> _DATA FOR THIS EXERCISE_
_ _ _ _

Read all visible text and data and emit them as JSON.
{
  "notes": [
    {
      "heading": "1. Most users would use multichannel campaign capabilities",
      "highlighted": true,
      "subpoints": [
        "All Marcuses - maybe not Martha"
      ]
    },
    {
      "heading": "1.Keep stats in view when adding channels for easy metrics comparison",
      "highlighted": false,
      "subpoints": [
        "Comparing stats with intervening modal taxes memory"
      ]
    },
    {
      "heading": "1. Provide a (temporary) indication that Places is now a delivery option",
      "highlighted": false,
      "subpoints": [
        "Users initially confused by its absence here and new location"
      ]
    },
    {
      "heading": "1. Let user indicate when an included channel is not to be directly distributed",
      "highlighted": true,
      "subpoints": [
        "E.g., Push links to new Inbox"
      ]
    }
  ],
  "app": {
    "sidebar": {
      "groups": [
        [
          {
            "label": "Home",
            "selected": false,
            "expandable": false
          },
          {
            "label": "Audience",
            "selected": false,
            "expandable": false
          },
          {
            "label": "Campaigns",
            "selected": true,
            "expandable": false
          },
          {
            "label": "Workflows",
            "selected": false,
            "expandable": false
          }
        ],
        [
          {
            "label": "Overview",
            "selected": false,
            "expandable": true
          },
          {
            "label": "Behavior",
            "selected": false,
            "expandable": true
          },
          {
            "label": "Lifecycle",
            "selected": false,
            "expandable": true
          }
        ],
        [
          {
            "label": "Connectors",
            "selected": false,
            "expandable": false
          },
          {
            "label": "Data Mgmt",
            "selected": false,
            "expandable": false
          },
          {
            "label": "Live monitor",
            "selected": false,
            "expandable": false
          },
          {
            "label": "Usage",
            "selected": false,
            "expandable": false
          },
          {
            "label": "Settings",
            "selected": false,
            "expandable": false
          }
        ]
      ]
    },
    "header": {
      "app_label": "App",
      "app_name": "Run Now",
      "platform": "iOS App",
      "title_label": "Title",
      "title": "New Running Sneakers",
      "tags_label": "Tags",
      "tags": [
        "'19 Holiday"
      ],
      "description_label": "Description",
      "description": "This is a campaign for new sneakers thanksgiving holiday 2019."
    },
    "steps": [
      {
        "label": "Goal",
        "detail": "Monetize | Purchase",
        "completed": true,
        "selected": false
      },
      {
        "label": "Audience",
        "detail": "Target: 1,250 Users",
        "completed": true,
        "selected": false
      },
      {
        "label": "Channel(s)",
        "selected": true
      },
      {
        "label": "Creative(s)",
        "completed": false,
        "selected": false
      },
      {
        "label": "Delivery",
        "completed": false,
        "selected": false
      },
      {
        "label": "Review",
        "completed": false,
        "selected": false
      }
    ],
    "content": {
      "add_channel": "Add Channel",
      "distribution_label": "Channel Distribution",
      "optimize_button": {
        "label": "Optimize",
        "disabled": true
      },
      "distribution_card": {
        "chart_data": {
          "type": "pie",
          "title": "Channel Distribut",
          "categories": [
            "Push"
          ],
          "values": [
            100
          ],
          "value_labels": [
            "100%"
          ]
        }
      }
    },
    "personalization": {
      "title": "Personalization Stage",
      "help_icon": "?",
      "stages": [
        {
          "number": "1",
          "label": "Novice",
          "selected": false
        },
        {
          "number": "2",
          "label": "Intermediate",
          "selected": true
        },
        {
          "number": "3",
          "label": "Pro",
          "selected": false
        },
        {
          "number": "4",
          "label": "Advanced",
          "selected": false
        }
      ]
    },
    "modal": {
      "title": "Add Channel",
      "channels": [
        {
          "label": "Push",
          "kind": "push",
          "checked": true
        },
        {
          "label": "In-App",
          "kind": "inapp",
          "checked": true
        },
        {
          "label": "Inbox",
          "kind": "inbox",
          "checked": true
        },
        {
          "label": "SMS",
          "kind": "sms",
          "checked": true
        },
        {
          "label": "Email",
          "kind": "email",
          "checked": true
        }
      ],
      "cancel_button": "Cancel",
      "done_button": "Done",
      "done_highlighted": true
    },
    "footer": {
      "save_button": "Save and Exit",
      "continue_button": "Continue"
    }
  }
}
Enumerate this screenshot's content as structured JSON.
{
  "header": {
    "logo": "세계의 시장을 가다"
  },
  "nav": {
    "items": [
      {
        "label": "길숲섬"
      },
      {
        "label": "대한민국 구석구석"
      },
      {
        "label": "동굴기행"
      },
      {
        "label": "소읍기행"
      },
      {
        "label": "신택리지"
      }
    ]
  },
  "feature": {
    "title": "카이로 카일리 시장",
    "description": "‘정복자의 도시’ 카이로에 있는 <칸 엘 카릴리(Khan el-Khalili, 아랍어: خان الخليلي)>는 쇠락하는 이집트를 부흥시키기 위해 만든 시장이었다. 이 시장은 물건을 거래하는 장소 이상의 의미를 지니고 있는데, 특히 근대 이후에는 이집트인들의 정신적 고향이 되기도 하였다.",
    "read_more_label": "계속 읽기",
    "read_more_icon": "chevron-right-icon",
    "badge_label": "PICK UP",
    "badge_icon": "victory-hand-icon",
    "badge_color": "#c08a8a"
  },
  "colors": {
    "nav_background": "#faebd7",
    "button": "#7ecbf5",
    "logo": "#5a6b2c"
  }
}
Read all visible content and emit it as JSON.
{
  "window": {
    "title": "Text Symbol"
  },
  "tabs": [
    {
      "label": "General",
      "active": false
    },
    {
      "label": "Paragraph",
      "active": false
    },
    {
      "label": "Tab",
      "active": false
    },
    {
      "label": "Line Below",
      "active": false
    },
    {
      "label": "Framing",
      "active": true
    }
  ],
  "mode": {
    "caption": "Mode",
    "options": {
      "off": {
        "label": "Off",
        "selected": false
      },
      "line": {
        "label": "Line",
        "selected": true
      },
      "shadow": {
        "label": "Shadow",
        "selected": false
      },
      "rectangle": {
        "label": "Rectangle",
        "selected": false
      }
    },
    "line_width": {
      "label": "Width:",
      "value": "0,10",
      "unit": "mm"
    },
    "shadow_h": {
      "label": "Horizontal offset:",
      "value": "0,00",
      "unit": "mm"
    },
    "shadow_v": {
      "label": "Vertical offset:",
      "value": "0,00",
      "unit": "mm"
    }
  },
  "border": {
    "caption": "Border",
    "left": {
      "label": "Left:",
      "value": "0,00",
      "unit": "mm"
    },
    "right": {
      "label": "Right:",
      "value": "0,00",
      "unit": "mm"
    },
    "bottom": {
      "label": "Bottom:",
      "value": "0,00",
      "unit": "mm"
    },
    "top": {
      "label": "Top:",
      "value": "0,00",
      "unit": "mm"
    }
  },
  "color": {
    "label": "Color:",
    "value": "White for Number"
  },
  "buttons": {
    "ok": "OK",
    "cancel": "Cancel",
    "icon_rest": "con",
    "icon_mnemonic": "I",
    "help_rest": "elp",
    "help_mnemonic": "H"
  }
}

_ _ _ _

> _EXERCISE AIM_
Reproduce every entry shown above, precisely as it stands.

> _COMPLETED TASK_
Read all visible text and data and emit them as JSON.
{
  "notes": [
    {
      "heading": "1. Most users would use multichannel campaign capabilities",
      "highlighted": true,
      "subpoints": [
        "All Marcuses - maybe not Martha"
      ]
    },
    {
      "heading": "1.Keep stats in view when adding channels for easy metrics comparison",
      "highlighted": false,
      "subpoints": [
        "Comparing stats with intervening modal taxes memory"
      ]
    },
    {
      "heading": "1. Provide a (temporary) indication that Places is now a delivery option",
      "highlighted": false,
      "subpoints": [
        "Users initially confused by its absence here and new location"
      ]
    },
    {
      "heading": "1. Let user indicate when an included channel is not to be directly distributed",
      "highlighted": true,
      "subpoints": [
        "E.g., Push links to new Inbox"
      ]
    }
  ],
  "app": {
    "sidebar": {
      "groups": [
        [
          {
            "label": "Home",
            "selected": false,
            "expandable": false
          },
          {
            "label": "Audience",
            "selected": false,
            "expandable": false
          },
          {
            "label": "Campaigns",
            "selected": true,
            "expandable": false
          },
          {
            "label": "Workflows",
            "selected": false,
            "expandable": false
          }
        ],
        [
          {
            "label": "Overview",
            "selected": false,
            "expandable": true
          },
          {
            "label": "Behavior",
            "selected": false,
            "expandable": true
          },
          {
            "label": "Lifecycle",
            "selected": false,
            "expandable": true
          }
        ],
        [
          {
            "label": "Connectors",
            "selected": false,
            "expandable": false
          },
          {
            "label": "Data Mgmt",
            "selected": false,
            "expandable": false
          },
          {
            "label": "Live monitor",
            "selected": false,
            "expandable": false
          },
          {
            "label": "Usage",
            "selected": false,
            "expandable": false
          },
          {
            "label": "Settings",
            "selected": false,
            "expandable": false
          }
        ]
      ]
    },
    "header": {
      "app_label": "App",
      "app_name": "Run Now",
      "platform": "iOS App",
      "title_label": "Title",
      "title": "New Running Sneakers",
      "tags_label": "Tags",
      "tags": [
        "'19 Holiday"
      ],
      "description_label": "Description",
      "description": "This is a campaign for new sneakers thanksgiving holiday 2019."
    },
    "steps": [
      {
        "label": "Goal",
        "detail": "Monetize | Purchase",
        "completed": true,
        "selected": false
      },
      {
        "label": "Audience",
        "detail": "Target: 1,250 Users",
        "completed": true,
        "selected": false
      },
      {
        "label": "Channel(s)",
        "selected": true
      },
      {
        "label": "Creative(s)",
        "completed": false,
        "selected": false
      },
      {
        "label": "Delivery",
        "completed": false,
        "selected": false
      },
      {
        "label": "Review",
        "completed": false,
        "selected": false
      }
    ],
    "content": {
      "add_channel": "Add Channel",
      "distribution_label": "Channel Distribution",
      "optimize_button": {
        "label": "Optimize",
        "disabled": true
      },
      "distribution_card": {
        "chart_data": {
          "type": "pie",
          "title": "Channel Distribut",
          "categories": [
            "Push"
          ],
          "values": [
            100
          ],
          "value_labels": [
            "100%"
          ]
        }
      }
    },
    "personalization": {
      "title": "Personalization Stage",
      "help_icon": "?",
      "stages": [
        {
          "number": "1",
          "label": "Novice",
          "selected": false
        },
        {
          "number": "2",
          "label": "Intermediate",
          "selected": true
        },
        {
          "number": "3",
          "label": "Pro",
          "selected": false
        },
        {
          "number": "4",
          "label": "Advanced",
          "selected": false
        }
      ]
    },
    "modal": {
      "title": "Add Channel",
      "channels": [
        {
          "label": "Push",
          "kind": "push",
          "checked": true
        },
        {
          "label": "In-App",
          "kind": "inapp",
          "checked": true
        },
        {
          "label": "Inbox",
          "kind": "inbox",
          "checked": true
        },
        {
          "label": "SMS",
          "kind": "sms",
          "checked": true
        },
        {
          "label": "Email",
          "kind": "email",
          "checked": true
        }
      ],
      "cancel_button": "Cancel",
      "done_button": "Done",
      "done_highlighted": true
    },
    "footer": {
      "save_button": "Save and Exit",
      "continue_button": "Continue"
    }
  }
}
Enumerate this screenshot's content as structured JSON.
{
  "header": {
    "logo": "세계의 시장을 가다"
  },
  "nav": {
    "items": [
      {
        "label": "길숲섬"
      },
      {
        "label": "대한민국 구석구석"
      },
      {
        "label": "동굴기행"
      },
      {
        "label": "소읍기행"
      },
      {
        "label": "신택리지"
      }
    ]
  },
  "feature": {
    "title": "카이로 카일리 시장",
    "description": "‘정복자의 도시’ 카이로에 있는 <칸 엘 카릴리(Khan el-Khalili, 아랍어: خان الخليلي)>는 쇠락하는 이집트를 부흥시키기 위해 만든 시장이었다. 이 시장은 물건을 거래하는 장소 이상의 의미를 지니고 있는데, 특히 근대 이후에는 이집트인들의 정신적 고향이 되기도 하였다.",
    "read_more_label": "계속 읽기",
    "read_more_icon": "chevron-right-icon",
    "badge_label": "PICK UP",
    "badge_icon": "victory-hand-icon",
    "badge_color": "#c08a8a"
  },
  "colors": {
    "nav_background": "#faebd7",
    "button": "#7ecbf5",
    "logo": "#5a6b2c"
  }
}
Read all visible content and emit it as JSON.
{
  "window": {
    "title": "Text Symbol"
  },
  "tabs": [
    {
      "label": "General",
      "active": false
    },
    {
      "label": "Paragraph",
      "active": false
    },
    {
      "label": "Tab",
      "active": false
    },
    {
      "label": "Line Below",
      "active": false
    },
    {
      "label": "Framing",
      "active": true
    }
  ],
  "mode": {
    "caption": "Mode",
    "options": {
      "off": {
        "label": "Off",
        "selected": false
      },
      "line": {
        "label": "Line",
        "selected": true
      },
      "shadow": {
        "label": "Shadow",
        "selected": false
      },
      "rectangle": {
        "label": "Rectangle",
        "selected": false
      }
    },
    "line_width": {
      "label": "Width:",
      "value": "0,10",
      "unit": "mm"
    },
    "shadow_h": {
      "label": "Horizontal offset:",
      "value": "0,00",
      "unit": "mm"
    },
    "shadow_v": {
      "label": "Vertical offset:",
      "value": "0,00",
      "unit": "mm"
    }
  },
  "border": {
    "caption": "Border",
    "left": {
      "label": "Left:",
      "value": "0,00",
      "unit": "mm"
    },
    "right": {
      "label": "Right:",
      "value": "0,00",
      "unit": "mm"
    },
    "bottom": {
      "label": "Bottom:",
      "value": "0,00",
      "unit": "mm"
    },
    "top": {
      "label": "Top:",
      "value": "0,00",
      "unit": "mm"
    }
  },
  "color": {
    "label": "Color:",
    "value": "White for Number"
  },
  "buttons": {
    "ok": "OK",
    "cancel": "Cancel",
    "icon_rest": "con",
    "icon_mnemonic": "I",
    "help_rest": "elp",
    "help_mnemonic": "H"
  }
}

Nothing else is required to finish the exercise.